What you need to do - Retype the data that follows line by line, exactly, and leave its pictures out.

Input data -
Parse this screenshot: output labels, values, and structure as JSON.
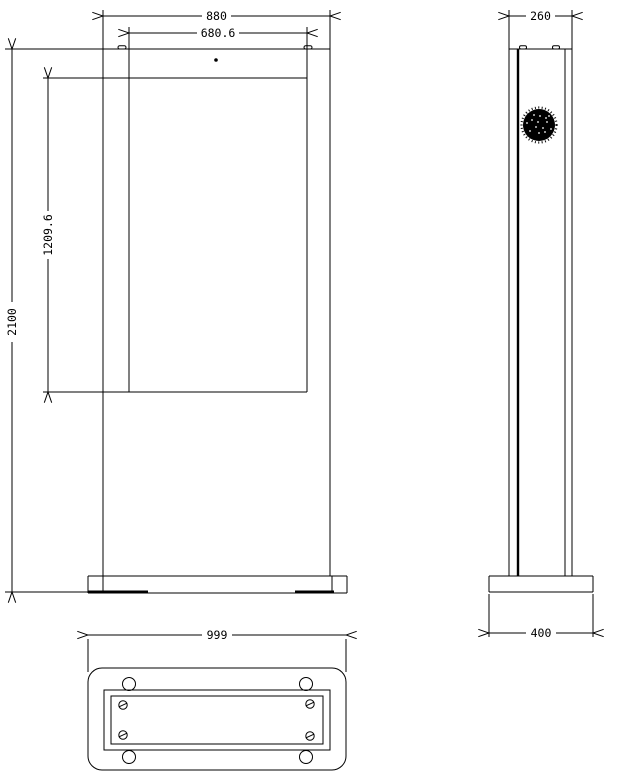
{
  "colors": {
    "background": "#ffffff",
    "line": "#000000",
    "text": "#000000"
  },
  "views": {
    "front": {
      "dims": {
        "overall_width": "880",
        "display_width": "680.6",
        "overall_height": "2100",
        "display_height": "1209.6"
      }
    },
    "side": {
      "dims": {
        "depth": "260",
        "base_depth": "400"
      }
    },
    "bottom": {
      "dims": {
        "base_width": "999"
      }
    }
  },
  "icons": {
    "fan_grille": "stippled-circle",
    "camera": "dot",
    "screw": "circle-with-slash",
    "bolt_hole": "circle"
  }
}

Task result -
Parse this screenshot: output labels, values, and structure as JSON.
{
  "colors": {
    "background": "#ffffff",
    "line": "#000000",
    "text": "#000000"
  },
  "views": {
    "front": {
      "dims": {
        "overall_width": "880",
        "display_width": "680.6",
        "overall_height": "2100",
        "display_height": "1209.6"
      }
    },
    "side": {
      "dims": {
        "depth": "260",
        "base_depth": "400"
      }
    },
    "bottom": {
      "dims": {
        "base_width": "999"
      }
    }
  },
  "icons": {
    "fan_grille": "stippled-circle",
    "camera": "dot",
    "screw": "circle-with-slash",
    "bolt_hole": "circle"
  }
}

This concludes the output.